_Extract_:
....................
OPINION29 June 2022

The write stuff: how to prepare the perfect insight

B2B Opinion Trends

Crafting the perfect insight is no easy matter; it needs to be painstakingly structured in order to deliver a worthwhile outcome. Tash Walker of The Mix provides a guide to achieving an insight that truly inspires.

Blackboard with buzz words and a key labelled

Has there ever been a word in marketing more over-used and less understood than ‘insight’?  The dictionary definition is this: “The capacity to gain an accurate and deep understanding of someone or something.” In reality, however, insight often doesn’t really give you an accurate or deep understanding of anything at all. A lot of the time, insight suffers from what I call ‘busy mum’s syndrome’.

What is described as an insight is more usually just a platitude, a stereotype, or an observation. They often feel lazy and, unsurprisingly, don’t result in much exciting work. I think this is because no-one gets trained to write them.

People assume that you can simply work out how to write a good insight, or that they appear in the world and all you have to do is catch them, a bit like a Pokémon. But this isn’t true: writing an insight is a craft that requires a process.

So how do we fix that? We can learn to write great insights by using a process that can help save us from poor insights, as well as perhaps helping to make creative work, innovation and marketing communication much better in general.

Just to be clear, insights are not any of the following: a piece of data; an observation; a quote; a statement about the world. They must contain three things: a desire, a rationale and a tension.

Tension is especially important; it is why a piece of data, for example, isn’t an insight. A piece of data alone doesn’t position you to do anything – it is merely a statement of fact. Most insights go wrong because they don’t hold any tension.

So here’s how you can write a great insight in three easy steps.

Step 1: The format

The format we train our strategists to begin writing insights is this: I want…what do you desire, what’s your goal or ambition? Because why do you want this? But what’s the tension or the one thing that’s holding you back?

For instance, here’s one relevant to me: I want to lose weight because I had a baby and I am now lacking confidence in my appearance, but I often feel too tired to go for a run.

This is a good basic insight structure. It gives you the desire and the rationale, and importantly it indicates what tension is holding me back.

Step 2: Go deeper on the rationale

To make sure the insight feels rich, you need to work at the rationale. The reason why is very important, because the harder you work at this, the more likely you will be to find an emotional space that feels interesting for a brand to resolve.

The ‘five why’s’ is a good exercise for this: Start by asking why and then ask again, and do this five times over to see how deep you can go. Don’t be afraid of the dark; this exercise often ends up in birth, death or divorce, it’s how you know you are getting somewhere good.

Here’s mine again: I want to lose weight…Why 1: Because I want to look good in my clothes. Why 2: Because I want to feel more confident. Why 3: Because I’m afraid of what others think of me. Why 4: Because I want to be accepted Why 5: Because I don’t feel good enough.

I warned you it can get pretty dark… You don’t have to use the fifth one, just work out an appropriate and rich space for your brand.
....................
_Task description_: Set down the passage of the article on writing insights from "The write stuff: how" to "call ‘busy mum’s syndrome’.", keeping its wording intact. Rely solely on the article about writing insights when responding.

_Source data_:
....................
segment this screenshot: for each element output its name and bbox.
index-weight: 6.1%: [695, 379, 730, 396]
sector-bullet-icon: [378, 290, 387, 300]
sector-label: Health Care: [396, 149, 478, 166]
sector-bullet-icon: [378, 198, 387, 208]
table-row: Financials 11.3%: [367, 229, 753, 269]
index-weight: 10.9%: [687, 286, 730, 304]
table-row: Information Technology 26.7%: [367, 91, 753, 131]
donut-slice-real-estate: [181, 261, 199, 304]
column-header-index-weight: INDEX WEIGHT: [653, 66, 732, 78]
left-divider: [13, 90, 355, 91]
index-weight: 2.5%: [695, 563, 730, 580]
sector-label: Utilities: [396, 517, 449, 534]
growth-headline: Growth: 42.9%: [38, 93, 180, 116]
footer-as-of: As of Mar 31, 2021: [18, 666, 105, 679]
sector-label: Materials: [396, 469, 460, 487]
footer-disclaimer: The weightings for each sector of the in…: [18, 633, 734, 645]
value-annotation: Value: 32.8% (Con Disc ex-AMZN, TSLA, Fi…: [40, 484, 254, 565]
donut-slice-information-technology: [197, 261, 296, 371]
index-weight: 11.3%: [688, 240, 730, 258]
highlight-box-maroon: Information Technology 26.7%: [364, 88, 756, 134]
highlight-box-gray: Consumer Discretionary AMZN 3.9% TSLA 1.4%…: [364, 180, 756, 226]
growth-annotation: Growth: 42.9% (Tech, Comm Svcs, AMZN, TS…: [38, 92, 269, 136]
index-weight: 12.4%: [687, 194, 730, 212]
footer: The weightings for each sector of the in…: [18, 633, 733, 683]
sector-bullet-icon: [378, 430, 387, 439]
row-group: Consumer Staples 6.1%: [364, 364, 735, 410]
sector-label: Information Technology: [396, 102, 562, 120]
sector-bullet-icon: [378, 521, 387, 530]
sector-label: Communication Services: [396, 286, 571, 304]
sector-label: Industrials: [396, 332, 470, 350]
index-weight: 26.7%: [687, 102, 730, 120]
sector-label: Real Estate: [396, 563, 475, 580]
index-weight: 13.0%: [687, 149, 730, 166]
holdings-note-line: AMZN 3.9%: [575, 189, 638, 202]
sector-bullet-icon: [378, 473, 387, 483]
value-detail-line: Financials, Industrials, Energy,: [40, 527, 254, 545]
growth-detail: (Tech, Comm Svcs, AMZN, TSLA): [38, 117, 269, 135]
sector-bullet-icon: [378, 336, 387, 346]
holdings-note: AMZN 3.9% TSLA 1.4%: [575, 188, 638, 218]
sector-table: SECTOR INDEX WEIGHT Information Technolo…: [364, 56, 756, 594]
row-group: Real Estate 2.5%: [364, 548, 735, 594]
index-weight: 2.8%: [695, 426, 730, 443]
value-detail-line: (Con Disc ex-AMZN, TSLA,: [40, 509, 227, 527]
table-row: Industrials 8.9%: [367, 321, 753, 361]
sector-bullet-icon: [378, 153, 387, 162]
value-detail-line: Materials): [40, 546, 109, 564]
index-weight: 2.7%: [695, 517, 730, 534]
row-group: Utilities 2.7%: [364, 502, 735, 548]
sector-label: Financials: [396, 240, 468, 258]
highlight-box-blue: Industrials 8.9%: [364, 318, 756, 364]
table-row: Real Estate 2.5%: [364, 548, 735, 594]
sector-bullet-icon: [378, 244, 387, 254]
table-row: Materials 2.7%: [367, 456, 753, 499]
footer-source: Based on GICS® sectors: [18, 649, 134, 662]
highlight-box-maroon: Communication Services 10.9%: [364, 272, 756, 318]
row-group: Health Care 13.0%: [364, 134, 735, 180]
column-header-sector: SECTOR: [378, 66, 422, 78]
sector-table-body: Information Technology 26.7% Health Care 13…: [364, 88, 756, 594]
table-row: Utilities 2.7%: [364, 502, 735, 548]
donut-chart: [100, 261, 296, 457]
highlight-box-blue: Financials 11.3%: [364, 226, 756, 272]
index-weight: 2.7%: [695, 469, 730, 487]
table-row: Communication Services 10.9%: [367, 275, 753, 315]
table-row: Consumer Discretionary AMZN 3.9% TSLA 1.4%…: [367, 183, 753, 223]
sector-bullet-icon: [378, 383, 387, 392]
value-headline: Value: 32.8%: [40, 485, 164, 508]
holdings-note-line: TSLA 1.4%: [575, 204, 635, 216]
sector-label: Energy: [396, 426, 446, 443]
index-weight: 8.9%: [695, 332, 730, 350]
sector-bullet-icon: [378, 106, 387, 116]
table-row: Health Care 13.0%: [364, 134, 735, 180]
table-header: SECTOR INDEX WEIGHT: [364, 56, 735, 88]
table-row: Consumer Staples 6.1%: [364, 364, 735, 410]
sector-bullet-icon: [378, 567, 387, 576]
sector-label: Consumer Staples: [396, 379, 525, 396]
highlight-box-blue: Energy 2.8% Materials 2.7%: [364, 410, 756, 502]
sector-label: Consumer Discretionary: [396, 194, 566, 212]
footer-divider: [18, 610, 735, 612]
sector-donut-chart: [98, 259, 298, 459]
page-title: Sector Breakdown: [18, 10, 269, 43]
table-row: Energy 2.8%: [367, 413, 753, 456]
....................
_Task output_:
The write stuff: how to prepare the perfect insight

B2B Opinion Trends

Crafting the perfect insight is no easy matter; it needs to be painstakingly structured in order to deliver a worthwhile outcome. Tash Walker of The Mix provides a guide to achieving an insight that truly inspires.

Blackboard with buzz words and a key labelled

Has there ever been a word in marketing more over-used and less understood than ‘insight’?  The dictionary definition is this: “The capacity to gain an accurate and deep understanding of someone or something.” In reality, however, insight often doesn’t really give you an accurate or deep understanding of anything at all. A lot of the time, insight suffers from what I call ‘busy mum’s syndrome’.